Given exercise: Would you write out the entries below, every one of them, exactly?

— Begin —

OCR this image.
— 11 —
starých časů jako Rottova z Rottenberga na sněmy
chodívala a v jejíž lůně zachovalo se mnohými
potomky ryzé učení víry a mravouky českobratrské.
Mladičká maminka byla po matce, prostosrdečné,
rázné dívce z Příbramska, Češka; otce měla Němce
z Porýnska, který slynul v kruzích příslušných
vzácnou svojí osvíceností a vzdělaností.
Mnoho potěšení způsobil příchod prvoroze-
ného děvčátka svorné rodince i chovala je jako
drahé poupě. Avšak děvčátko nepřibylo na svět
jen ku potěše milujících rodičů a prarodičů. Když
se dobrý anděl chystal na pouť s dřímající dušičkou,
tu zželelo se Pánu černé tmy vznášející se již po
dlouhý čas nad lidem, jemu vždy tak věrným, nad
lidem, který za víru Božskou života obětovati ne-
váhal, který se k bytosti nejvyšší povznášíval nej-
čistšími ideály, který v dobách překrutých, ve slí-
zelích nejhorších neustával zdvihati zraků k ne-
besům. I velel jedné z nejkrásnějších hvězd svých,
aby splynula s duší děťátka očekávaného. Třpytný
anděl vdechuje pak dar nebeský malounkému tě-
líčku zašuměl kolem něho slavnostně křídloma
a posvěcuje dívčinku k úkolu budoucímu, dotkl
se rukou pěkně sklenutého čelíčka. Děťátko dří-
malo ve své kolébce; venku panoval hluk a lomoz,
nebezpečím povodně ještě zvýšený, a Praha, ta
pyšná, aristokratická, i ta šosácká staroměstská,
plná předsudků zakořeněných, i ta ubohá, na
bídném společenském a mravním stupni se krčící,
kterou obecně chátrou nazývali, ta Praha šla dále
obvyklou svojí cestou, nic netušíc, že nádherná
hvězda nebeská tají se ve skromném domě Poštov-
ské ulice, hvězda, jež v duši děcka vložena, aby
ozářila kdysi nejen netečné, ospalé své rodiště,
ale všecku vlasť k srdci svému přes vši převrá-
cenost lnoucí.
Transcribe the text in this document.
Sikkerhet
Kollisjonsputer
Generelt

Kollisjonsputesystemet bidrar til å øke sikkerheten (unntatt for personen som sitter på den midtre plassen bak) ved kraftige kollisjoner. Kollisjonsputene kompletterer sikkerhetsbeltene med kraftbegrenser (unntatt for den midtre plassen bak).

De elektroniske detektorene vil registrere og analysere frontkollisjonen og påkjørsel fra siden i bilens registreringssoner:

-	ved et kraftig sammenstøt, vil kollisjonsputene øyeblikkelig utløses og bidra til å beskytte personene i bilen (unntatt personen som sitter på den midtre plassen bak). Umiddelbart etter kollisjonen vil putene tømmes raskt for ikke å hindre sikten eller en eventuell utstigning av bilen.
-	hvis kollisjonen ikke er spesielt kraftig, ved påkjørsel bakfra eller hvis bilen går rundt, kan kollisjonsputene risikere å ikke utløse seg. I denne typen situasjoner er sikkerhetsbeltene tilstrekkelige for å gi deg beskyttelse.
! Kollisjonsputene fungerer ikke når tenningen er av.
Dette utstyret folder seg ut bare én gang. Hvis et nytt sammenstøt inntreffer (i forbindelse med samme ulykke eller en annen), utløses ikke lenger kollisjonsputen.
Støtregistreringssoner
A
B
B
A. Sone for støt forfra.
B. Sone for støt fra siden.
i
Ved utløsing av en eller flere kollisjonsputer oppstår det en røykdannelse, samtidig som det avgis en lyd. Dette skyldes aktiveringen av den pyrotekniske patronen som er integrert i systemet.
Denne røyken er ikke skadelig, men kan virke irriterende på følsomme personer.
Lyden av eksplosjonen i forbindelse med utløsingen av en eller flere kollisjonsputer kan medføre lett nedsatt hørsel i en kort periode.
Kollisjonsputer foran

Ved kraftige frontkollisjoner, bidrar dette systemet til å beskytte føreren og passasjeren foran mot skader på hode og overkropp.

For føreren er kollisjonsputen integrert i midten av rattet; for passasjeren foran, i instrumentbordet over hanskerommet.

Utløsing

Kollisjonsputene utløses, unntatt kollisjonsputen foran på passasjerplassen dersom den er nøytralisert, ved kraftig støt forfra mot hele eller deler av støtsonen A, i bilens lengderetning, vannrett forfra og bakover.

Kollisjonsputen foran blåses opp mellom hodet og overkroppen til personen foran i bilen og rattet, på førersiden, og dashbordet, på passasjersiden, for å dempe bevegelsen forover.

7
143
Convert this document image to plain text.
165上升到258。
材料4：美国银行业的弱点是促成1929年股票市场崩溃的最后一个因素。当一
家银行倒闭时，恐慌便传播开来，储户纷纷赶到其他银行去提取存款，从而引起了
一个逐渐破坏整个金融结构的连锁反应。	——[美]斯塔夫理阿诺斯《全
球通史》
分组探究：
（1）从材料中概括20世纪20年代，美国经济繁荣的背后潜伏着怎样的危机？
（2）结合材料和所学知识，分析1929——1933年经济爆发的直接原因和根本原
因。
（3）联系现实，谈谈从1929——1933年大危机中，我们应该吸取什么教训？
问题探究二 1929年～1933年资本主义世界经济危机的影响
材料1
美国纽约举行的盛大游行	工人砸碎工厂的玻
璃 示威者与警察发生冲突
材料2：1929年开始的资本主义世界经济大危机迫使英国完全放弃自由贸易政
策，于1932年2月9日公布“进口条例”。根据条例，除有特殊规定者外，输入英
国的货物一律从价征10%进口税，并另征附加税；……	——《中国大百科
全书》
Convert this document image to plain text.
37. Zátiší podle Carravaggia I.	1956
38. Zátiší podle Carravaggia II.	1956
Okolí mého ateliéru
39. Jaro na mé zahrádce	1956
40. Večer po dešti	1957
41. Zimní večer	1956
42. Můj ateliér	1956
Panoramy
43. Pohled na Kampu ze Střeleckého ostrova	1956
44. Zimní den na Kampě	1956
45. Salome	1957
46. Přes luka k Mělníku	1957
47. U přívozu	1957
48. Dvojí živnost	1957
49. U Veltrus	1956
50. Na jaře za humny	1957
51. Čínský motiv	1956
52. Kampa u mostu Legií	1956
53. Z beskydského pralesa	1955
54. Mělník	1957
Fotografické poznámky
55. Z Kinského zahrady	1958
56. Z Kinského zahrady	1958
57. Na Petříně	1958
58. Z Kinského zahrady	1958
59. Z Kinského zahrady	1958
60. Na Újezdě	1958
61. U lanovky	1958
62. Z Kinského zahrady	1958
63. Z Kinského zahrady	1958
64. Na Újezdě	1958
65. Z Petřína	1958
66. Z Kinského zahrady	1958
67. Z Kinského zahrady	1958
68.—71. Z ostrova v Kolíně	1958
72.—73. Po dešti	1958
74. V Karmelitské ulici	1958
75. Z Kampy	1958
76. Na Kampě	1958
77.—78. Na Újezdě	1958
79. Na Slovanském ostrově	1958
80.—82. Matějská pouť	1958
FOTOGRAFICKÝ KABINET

— End —

Task response:
OCR this image.
— 11 —
starých časů jako Rottova z Rottenberga na sněmy
chodívala a v jejíž lůně zachovalo se mnohými
potomky ryzé učení víry a mravouky českobratrské.
Mladičká maminka byla po matce, prostosrdečné,
rázné dívce z Příbramska, Češka; otce měla Němce
z Porýnska, který slynul v kruzích příslušných
vzácnou svojí osvíceností a vzdělaností.
Mnoho potěšení způsobil příchod prvoroze-
ného děvčátka svorné rodince i chovala je jako
drahé poupě. Avšak děvčátko nepřibylo na svět
jen ku potěše milujících rodičů a prarodičů. Když
se dobrý anděl chystal na pouť s dřímající dušičkou,
tu zželelo se Pánu černé tmy vznášející se již po
dlouhý čas nad lidem, jemu vždy tak věrným, nad
lidem, který za víru Božskou života obětovati ne-
váhal, který se k bytosti nejvyšší povznášíval nej-
čistšími ideály, který v dobách překrutých, ve slí-
zelích nejhorších neustával zdvihati zraků k ne-
besům. I velel jedné z nejkrásnějších hvězd svých,
aby splynula s duší děťátka očekávaného. Třpytný
anděl vdechuje pak dar nebeský malounkému tě-
líčku zašuměl kolem něho slavnostně křídloma
a posvěcuje dívčinku k úkolu budoucímu, dotkl
se rukou pěkně sklenutého čelíčka. Děťátko dří-
malo ve své kolébce; venku panoval hluk a lomoz,
nebezpečím povodně ještě zvýšený, a Praha, ta
pyšná, aristokratická, i ta šosácká staroměstská,
plná předsudků zakořeněných, i ta ubohá, na
bídném společenském a mravním stupni se krčící,
kterou obecně chátrou nazývali, ta Praha šla dále
obvyklou svojí cestou, nic netušíc, že nádherná
hvězda nebeská tají se ve skromném domě Poštov-
ské ulice, hvězda, jež v duši děcka vložena, aby
ozářila kdysi nejen netečné, ospalé své rodiště,
ale všecku vlasť k srdci svému přes vši převrá-
cenost lnoucí.
Transcribe the text in this document.
Sikkerhet
Kollisjonsputer
Generelt

Kollisjonsputesystemet bidrar til å øke sikkerheten (unntatt for personen som sitter på den midtre plassen bak) ved kraftige kollisjoner. Kollisjonsputene kompletterer sikkerhetsbeltene med kraftbegrenser (unntatt for den midtre plassen bak).

De elektroniske detektorene vil registrere og analysere frontkollisjonen og påkjørsel fra siden i bilens registreringssoner:

-	ved et kraftig sammenstøt, vil kollisjonsputene øyeblikkelig utløses og bidra til å beskytte personene i bilen (unntatt personen som sitter på den midtre plassen bak). Umiddelbart etter kollisjonen vil putene tømmes raskt for ikke å hindre sikten eller en eventuell utstigning av bilen.
-	hvis kollisjonen ikke er spesielt kraftig, ved påkjørsel bakfra eller hvis bilen går rundt, kan kollisjonsputene risikere å ikke utløse seg. I denne typen situasjoner er sikkerhetsbeltene tilstrekkelige for å gi deg beskyttelse.
! Kollisjonsputene fungerer ikke når tenningen er av.
Dette utstyret folder seg ut bare én gang. Hvis et nytt sammenstøt inntreffer (i forbindelse med samme ulykke eller en annen), utløses ikke lenger kollisjonsputen.
Støtregistreringssoner
A
B
B
A. Sone for støt forfra.
B. Sone for støt fra siden.
i
Ved utløsing av en eller flere kollisjonsputer oppstår det en røykdannelse, samtidig som det avgis en lyd. Dette skyldes aktiveringen av den pyrotekniske patronen som er integrert i systemet.
Denne røyken er ikke skadelig, men kan virke irriterende på følsomme personer.
Lyden av eksplosjonen i forbindelse med utløsingen av en eller flere kollisjonsputer kan medføre lett nedsatt hørsel i en kort periode.
Kollisjonsputer foran

Ved kraftige frontkollisjoner, bidrar dette systemet til å beskytte føreren og passasjeren foran mot skader på hode og overkropp.

For føreren er kollisjonsputen integrert i midten av rattet; for passasjeren foran, i instrumentbordet over hanskerommet.

Utløsing

Kollisjonsputene utløses, unntatt kollisjonsputen foran på passasjerplassen dersom den er nøytralisert, ved kraftig støt forfra mot hele eller deler av støtsonen A, i bilens lengderetning, vannrett forfra og bakover.

Kollisjonsputen foran blåses opp mellom hodet og overkroppen til personen foran i bilen og rattet, på førersiden, og dashbordet, på passasjersiden, for å dempe bevegelsen forover.

7
143
Convert this document image to plain text.
165上升到258。
材料4：美国银行业的弱点是促成1929年股票市场崩溃的最后一个因素。当一
家银行倒闭时，恐慌便传播开来，储户纷纷赶到其他银行去提取存款，从而引起了
一个逐渐破坏整个金融结构的连锁反应。	——[美]斯塔夫理阿诺斯《全
球通史》
分组探究：
（1）从材料中概括20世纪20年代，美国经济繁荣的背后潜伏着怎样的危机？
（2）结合材料和所学知识，分析1929——1933年经济爆发的直接原因和根本原
因。
（3）联系现实，谈谈从1929——1933年大危机中，我们应该吸取什么教训？
问题探究二 1929年～1933年资本主义世界经济危机的影响
材料1
美国纽约举行的盛大游行	工人砸碎工厂的玻
璃 示威者与警察发生冲突
材料2：1929年开始的资本主义世界经济大危机迫使英国完全放弃自由贸易政
策，于1932年2月9日公布“进口条例”。根据条例，除有特殊规定者外，输入英
国的货物一律从价征10%进口税，并另征附加税；……	——《中国大百科
全书》
Convert this document image to plain text.
37. Zátiší podle Carravaggia I.	1956
38. Zátiší podle Carravaggia II.	1956
Okolí mého ateliéru
39. Jaro na mé zahrádce	1956
40. Večer po dešti	1957
41. Zimní večer	1956
42. Můj ateliér	1956
Panoramy
43. Pohled na Kampu ze Střeleckého ostrova	1956
44. Zimní den na Kampě	1956
45. Salome	1957
46. Přes luka k Mělníku	1957
47. U přívozu	1957
48. Dvojí živnost	1957
49. U Veltrus	1956
50. Na jaře za humny	1957
51. Čínský motiv	1956
52. Kampa u mostu Legií	1956
53. Z beskydského pralesa	1955
54. Mělník	1957
Fotografické poznámky
55. Z Kinského zahrady	1958
56. Z Kinského zahrady	1958
57. Na Petříně	1958
58. Z Kinského zahrady	1958
59. Z Kinského zahrady	1958
60. Na Újezdě	1958
61. U lanovky	1958
62. Z Kinského zahrady	1958
63. Z Kinského zahrady	1958
64. Na Újezdě	1958
65. Z Petřína	1958
66. Z Kinského zahrady	1958
67. Z Kinského zahrady	1958
68.—71. Z ostrova v Kolíně	1958
72.—73. Po dešti	1958
74. V Karmelitské ulici	1958
75. Z Kampy	1958
76. Na Kampě	1958
77.—78. Na Újezdě	1958
79. Na Slovanském ostrově	1958
80.—82. Matějská pouť	1958
FOTOGRAFICKÝ KABINET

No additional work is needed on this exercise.